*EXERCISE GOAL*: Write out the listing beneath this instruction in its entirety, exactly as it reads.

*ENTRIES SUPPLIED*:
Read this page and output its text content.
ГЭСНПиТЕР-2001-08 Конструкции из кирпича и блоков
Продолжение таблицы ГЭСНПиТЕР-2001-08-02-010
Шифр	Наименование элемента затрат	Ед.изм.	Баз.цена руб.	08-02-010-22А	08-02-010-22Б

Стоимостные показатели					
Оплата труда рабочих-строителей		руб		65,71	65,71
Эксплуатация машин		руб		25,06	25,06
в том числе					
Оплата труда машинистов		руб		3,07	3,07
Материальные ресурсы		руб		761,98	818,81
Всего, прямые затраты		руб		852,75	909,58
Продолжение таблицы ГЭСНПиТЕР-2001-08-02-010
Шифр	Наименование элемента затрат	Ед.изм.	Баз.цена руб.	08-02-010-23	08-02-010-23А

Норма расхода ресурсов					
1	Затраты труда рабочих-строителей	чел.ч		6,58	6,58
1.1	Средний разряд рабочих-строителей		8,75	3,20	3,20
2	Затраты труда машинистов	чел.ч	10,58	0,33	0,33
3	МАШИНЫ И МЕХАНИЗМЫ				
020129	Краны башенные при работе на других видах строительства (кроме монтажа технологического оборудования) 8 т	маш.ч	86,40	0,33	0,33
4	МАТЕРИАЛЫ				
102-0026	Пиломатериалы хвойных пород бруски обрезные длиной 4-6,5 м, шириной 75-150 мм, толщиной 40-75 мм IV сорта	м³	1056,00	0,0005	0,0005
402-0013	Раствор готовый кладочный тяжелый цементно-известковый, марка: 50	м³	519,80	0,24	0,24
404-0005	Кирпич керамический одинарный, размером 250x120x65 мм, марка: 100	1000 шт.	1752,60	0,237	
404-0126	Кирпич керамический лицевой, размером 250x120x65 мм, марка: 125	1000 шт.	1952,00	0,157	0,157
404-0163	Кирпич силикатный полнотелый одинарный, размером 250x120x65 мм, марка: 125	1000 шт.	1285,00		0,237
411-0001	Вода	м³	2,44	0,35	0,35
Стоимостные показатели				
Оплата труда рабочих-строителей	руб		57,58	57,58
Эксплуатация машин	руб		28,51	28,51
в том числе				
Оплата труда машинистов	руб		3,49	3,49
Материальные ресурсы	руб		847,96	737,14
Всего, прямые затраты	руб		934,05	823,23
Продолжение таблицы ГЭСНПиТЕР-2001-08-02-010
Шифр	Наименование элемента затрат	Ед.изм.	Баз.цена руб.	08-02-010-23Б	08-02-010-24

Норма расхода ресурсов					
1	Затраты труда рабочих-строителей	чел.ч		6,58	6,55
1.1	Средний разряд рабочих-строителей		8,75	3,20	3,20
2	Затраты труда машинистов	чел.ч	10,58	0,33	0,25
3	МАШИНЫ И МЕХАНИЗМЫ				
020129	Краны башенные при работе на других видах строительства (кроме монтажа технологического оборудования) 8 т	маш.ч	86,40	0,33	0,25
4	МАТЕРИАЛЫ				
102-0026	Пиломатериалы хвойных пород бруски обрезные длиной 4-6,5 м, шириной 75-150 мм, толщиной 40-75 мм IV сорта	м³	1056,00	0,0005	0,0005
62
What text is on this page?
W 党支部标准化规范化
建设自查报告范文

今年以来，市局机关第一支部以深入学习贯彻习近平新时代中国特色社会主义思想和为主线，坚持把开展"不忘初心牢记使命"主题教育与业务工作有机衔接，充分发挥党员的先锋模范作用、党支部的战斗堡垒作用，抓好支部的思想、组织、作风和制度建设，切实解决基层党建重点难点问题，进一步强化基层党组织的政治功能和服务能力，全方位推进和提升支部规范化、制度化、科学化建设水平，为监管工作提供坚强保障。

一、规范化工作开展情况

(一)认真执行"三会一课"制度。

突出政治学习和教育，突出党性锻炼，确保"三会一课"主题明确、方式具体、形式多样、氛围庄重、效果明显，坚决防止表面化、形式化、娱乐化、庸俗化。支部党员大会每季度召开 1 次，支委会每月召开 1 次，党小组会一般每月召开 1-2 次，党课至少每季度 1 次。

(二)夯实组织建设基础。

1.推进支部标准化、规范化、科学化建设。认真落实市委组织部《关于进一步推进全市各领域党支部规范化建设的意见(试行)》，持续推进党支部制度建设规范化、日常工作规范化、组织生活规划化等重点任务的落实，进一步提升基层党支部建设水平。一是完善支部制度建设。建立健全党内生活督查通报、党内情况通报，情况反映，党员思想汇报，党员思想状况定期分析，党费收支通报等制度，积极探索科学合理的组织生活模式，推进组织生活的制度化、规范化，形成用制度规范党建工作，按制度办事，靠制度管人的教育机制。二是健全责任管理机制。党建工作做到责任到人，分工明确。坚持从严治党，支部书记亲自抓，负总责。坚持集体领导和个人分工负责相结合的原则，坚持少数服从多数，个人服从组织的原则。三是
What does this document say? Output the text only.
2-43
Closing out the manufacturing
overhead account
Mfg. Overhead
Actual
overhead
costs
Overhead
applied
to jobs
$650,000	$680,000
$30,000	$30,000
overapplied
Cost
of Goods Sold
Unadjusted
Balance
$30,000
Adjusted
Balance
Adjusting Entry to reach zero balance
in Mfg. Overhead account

*WRITTEN ANSWER*:
Read this page and output its text content.
ГЭСНПиТЕР-2001-08 Конструкции из кирпича и блоков
Продолжение таблицы ГЭСНПиТЕР-2001-08-02-010
Шифр	Наименование элемента затрат	Ед.изм.	Баз.цена руб.	08-02-010-22А	08-02-010-22Б

Стоимостные показатели					
Оплата труда рабочих-строителей		руб		65,71	65,71
Эксплуатация машин		руб		25,06	25,06
в том числе					
Оплата труда машинистов		руб		3,07	3,07
Материальные ресурсы		руб		761,98	818,81
Всего, прямые затраты		руб		852,75	909,58
Продолжение таблицы ГЭСНПиТЕР-2001-08-02-010
Шифр	Наименование элемента затрат	Ед.изм.	Баз.цена руб.	08-02-010-23	08-02-010-23А

Норма расхода ресурсов					
1	Затраты труда рабочих-строителей	чел.ч		6,58	6,58
1.1	Средний разряд рабочих-строителей		8,75	3,20	3,20
2	Затраты труда машинистов	чел.ч	10,58	0,33	0,33
3	МАШИНЫ И МЕХАНИЗМЫ				
020129	Краны башенные при работе на других видах строительства (кроме монтажа технологического оборудования) 8 т	маш.ч	86,40	0,33	0,33
4	МАТЕРИАЛЫ				
102-0026	Пиломатериалы хвойных пород бруски обрезные длиной 4-6,5 м, шириной 75-150 мм, толщиной 40-75 мм IV сорта	м³	1056,00	0,0005	0,0005
402-0013	Раствор готовый кладочный тяжелый цементно-известковый, марка: 50	м³	519,80	0,24	0,24
404-0005	Кирпич керамический одинарный, размером 250x120x65 мм, марка: 100	1000 шт.	1752,60	0,237	
404-0126	Кирпич керамический лицевой, размером 250x120x65 мм, марка: 125	1000 шт.	1952,00	0,157	0,157
404-0163	Кирпич силикатный полнотелый одинарный, размером 250x120x65 мм, марка: 125	1000 шт.	1285,00		0,237
411-0001	Вода	м³	2,44	0,35	0,35
Стоимостные показатели				
Оплата труда рабочих-строителей	руб		57,58	57,58
Эксплуатация машин	руб		28,51	28,51
в том числе				
Оплата труда машинистов	руб		3,49	3,49
Материальные ресурсы	руб		847,96	737,14
Всего, прямые затраты	руб		934,05	823,23
Продолжение таблицы ГЭСНПиТЕР-2001-08-02-010
Шифр	Наименование элемента затрат	Ед.изм.	Баз.цена руб.	08-02-010-23Б	08-02-010-24

Норма расхода ресурсов					
1	Затраты труда рабочих-строителей	чел.ч		6,58	6,55
1.1	Средний разряд рабочих-строителей		8,75	3,20	3,20
2	Затраты труда машинистов	чел.ч	10,58	0,33	0,25
3	МАШИНЫ И МЕХАНИЗМЫ				
020129	Краны башенные при работе на других видах строительства (кроме монтажа технологического оборудования) 8 т	маш.ч	86,40	0,33	0,25
4	МАТЕРИАЛЫ				
102-0026	Пиломатериалы хвойных пород бруски обрезные длиной 4-6,5 м, шириной 75-150 мм, толщиной 40-75 мм IV сорта	м³	1056,00	0,0005	0,0005
62
What text is on this page?
W 党支部标准化规范化
建设自查报告范文

今年以来，市局机关第一支部以深入学习贯彻习近平新时代中国特色社会主义思想和为主线，坚持把开展"不忘初心牢记使命"主题教育与业务工作有机衔接，充分发挥党员的先锋模范作用、党支部的战斗堡垒作用，抓好支部的思想、组织、作风和制度建设，切实解决基层党建重点难点问题，进一步强化基层党组织的政治功能和服务能力，全方位推进和提升支部规范化、制度化、科学化建设水平，为监管工作提供坚强保障。

一、规范化工作开展情况

(一)认真执行"三会一课"制度。

突出政治学习和教育，突出党性锻炼，确保"三会一课"主题明确、方式具体、形式多样、氛围庄重、效果明显，坚决防止表面化、形式化、娱乐化、庸俗化。支部党员大会每季度召开 1 次，支委会每月召开 1 次，党小组会一般每月召开 1-2 次，党课至少每季度 1 次。

(二)夯实组织建设基础。

1.推进支部标准化、规范化、科学化建设。认真落实市委组织部《关于进一步推进全市各领域党支部规范化建设的意见(试行)》，持续推进党支部制度建设规范化、日常工作规范化、组织生活规划化等重点任务的落实，进一步提升基层党支部建设水平。一是完善支部制度建设。建立健全党内生活督查通报、党内情况通报，情况反映，党员思想汇报，党员思想状况定期分析，党费收支通报等制度，积极探索科学合理的组织生活模式，推进组织生活的制度化、规范化，形成用制度规范党建工作，按制度办事，靠制度管人的教育机制。二是健全责任管理机制。党建工作做到责任到人，分工明确。坚持从严治党，支部书记亲自抓，负总责。坚持集体领导和个人分工负责相结合的原则，坚持少数服从多数，个人服从组织的原则。三是
What does this document say? Output the text only.
2-43
Closing out the manufacturing
overhead account
Mfg. Overhead
Actual
overhead
costs
Overhead
applied
to jobs
$650,000	$680,000
$30,000	$30,000
overapplied
Cost
of Goods Sold
Unadjusted
Balance
$30,000
Adjusted
Balance
Adjusting Entry to reach zero balance
in Mfg. Overhead account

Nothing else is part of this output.